-- Begin ENTRIES SUPPLIED --

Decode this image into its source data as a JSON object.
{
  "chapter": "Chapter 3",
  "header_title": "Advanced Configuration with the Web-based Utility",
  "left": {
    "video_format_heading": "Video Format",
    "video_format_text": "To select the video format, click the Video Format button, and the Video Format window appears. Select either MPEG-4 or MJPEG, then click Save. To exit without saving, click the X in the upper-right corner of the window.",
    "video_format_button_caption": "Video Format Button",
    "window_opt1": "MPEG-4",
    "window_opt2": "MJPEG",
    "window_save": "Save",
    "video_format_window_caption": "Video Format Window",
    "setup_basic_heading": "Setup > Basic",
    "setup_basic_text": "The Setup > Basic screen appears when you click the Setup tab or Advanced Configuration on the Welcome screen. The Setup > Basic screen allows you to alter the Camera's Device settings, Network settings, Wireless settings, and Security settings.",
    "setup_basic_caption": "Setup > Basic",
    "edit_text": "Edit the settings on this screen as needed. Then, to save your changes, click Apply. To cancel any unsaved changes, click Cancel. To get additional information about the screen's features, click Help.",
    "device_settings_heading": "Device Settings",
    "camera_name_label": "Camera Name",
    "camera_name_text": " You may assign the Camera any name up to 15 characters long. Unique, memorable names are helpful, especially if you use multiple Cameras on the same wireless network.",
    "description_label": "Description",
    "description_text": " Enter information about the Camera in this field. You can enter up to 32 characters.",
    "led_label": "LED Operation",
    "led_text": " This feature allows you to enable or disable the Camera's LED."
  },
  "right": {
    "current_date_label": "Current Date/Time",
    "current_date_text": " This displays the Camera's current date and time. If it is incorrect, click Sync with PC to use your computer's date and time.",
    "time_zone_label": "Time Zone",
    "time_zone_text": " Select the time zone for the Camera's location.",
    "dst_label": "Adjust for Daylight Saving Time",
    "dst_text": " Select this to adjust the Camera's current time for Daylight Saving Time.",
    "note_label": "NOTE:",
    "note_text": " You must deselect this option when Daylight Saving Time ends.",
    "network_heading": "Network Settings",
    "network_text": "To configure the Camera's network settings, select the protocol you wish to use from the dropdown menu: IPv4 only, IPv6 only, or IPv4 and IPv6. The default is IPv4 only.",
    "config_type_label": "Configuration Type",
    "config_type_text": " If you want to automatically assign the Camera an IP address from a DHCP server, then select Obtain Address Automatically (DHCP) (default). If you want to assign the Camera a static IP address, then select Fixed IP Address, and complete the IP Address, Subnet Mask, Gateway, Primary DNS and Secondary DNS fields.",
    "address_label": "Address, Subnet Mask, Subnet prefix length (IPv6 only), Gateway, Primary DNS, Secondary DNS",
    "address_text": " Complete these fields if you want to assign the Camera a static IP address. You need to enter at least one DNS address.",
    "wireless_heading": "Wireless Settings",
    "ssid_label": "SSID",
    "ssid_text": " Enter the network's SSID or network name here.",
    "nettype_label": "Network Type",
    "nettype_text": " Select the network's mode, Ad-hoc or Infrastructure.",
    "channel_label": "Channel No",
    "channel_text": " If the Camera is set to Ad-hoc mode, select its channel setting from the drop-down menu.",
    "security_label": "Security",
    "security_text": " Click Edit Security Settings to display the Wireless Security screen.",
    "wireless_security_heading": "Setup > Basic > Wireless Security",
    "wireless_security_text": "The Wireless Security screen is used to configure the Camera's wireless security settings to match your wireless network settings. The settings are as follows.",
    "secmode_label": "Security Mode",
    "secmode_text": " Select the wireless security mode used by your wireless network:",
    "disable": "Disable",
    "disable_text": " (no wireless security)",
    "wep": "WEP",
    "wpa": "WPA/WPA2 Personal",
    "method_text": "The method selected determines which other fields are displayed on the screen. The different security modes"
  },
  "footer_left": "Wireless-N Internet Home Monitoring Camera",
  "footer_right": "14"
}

-- End ENTRIES SUPPLIED --

**WHAT IS BEING ASKED:**
Show the data once more, exactly as it was written.

**COMPLETED EXERCISE:**
Decode this image into its source data as a JSON object.
{
  "chapter": "Chapter 3",
  "header_title": "Advanced Configuration with the Web-based Utility",
  "left": {
    "video_format_heading": "Video Format",
    "video_format_text": "To select the video format, click the Video Format button, and the Video Format window appears. Select either MPEG-4 or MJPEG, then click Save. To exit without saving, click the X in the upper-right corner of the window.",
    "video_format_button_caption": "Video Format Button",
    "window_opt1": "MPEG-4",
    "window_opt2": "MJPEG",
    "window_save": "Save",
    "video_format_window_caption": "Video Format Window",
    "setup_basic_heading": "Setup > Basic",
    "setup_basic_text": "The Setup > Basic screen appears when you click the Setup tab or Advanced Configuration on the Welcome screen. The Setup > Basic screen allows you to alter the Camera's Device settings, Network settings, Wireless settings, and Security settings.",
    "setup_basic_caption": "Setup > Basic",
    "edit_text": "Edit the settings on this screen as needed. Then, to save your changes, click Apply. To cancel any unsaved changes, click Cancel. To get additional information about the screen's features, click Help.",
    "device_settings_heading": "Device Settings",
    "camera_name_label": "Camera Name",
    "camera_name_text": " You may assign the Camera any name up to 15 characters long. Unique, memorable names are helpful, especially if you use multiple Cameras on the same wireless network.",
    "description_label": "Description",
    "description_text": " Enter information about the Camera in this field. You can enter up to 32 characters.",
    "led_label": "LED Operation",
    "led_text": " This feature allows you to enable or disable the Camera's LED."
  },
  "right": {
    "current_date_label": "Current Date/Time",
    "current_date_text": " This displays the Camera's current date and time. If it is incorrect, click Sync with PC to use your computer's date and time.",
    "time_zone_label": "Time Zone",
    "time_zone_text": " Select the time zone for the Camera's location.",
    "dst_label": "Adjust for Daylight Saving Time",
    "dst_text": " Select this to adjust the Camera's current time for Daylight Saving Time.",
    "note_label": "NOTE:",
    "note_text": " You must deselect this option when Daylight Saving Time ends.",
    "network_heading": "Network Settings",
    "network_text": "To configure the Camera's network settings, select the protocol you wish to use from the dropdown menu: IPv4 only, IPv6 only, or IPv4 and IPv6. The default is IPv4 only.",
    "config_type_label": "Configuration Type",
    "config_type_text": " If you want to automatically assign the Camera an IP address from a DHCP server, then select Obtain Address Automatically (DHCP) (default). If you want to assign the Camera a static IP address, then select Fixed IP Address, and complete the IP Address, Subnet Mask, Gateway, Primary DNS and Secondary DNS fields.",
    "address_label": "Address, Subnet Mask, Subnet prefix length (IPv6 only), Gateway, Primary DNS, Secondary DNS",
    "address_text": " Complete these fields if you want to assign the Camera a static IP address. You need to enter at least one DNS address.",
    "wireless_heading": "Wireless Settings",
    "ssid_label": "SSID",
    "ssid_text": " Enter the network's SSID or network name here.",
    "nettype_label": "Network Type",
    "nettype_text": " Select the network's mode, Ad-hoc or Infrastructure.",
    "channel_label": "Channel No",
    "channel_text": " If the Camera is set to Ad-hoc mode, select its channel setting from the drop-down menu.",
    "security_label": "Security",
    "security_text": " Click Edit Security Settings to display the Wireless Security screen.",
    "wireless_security_heading": "Setup > Basic > Wireless Security",
    "wireless_security_text": "The Wireless Security screen is used to configure the Camera's wireless security settings to match your wireless network settings. The settings are as follows.",
    "secmode_label": "Security Mode",
    "secmode_text": " Select the wireless security mode used by your wireless network:",
    "disable": "Disable",
    "disable_text": " (no wireless security)",
    "wep": "WEP",
    "wpa": "WPA/WPA2 Personal",
    "method_text": "The method selected determines which other fields are displayed on the screen. The different security modes"
  },
  "footer_left": "Wireless-N Internet Home Monitoring Camera",
  "footer_right": "14"
}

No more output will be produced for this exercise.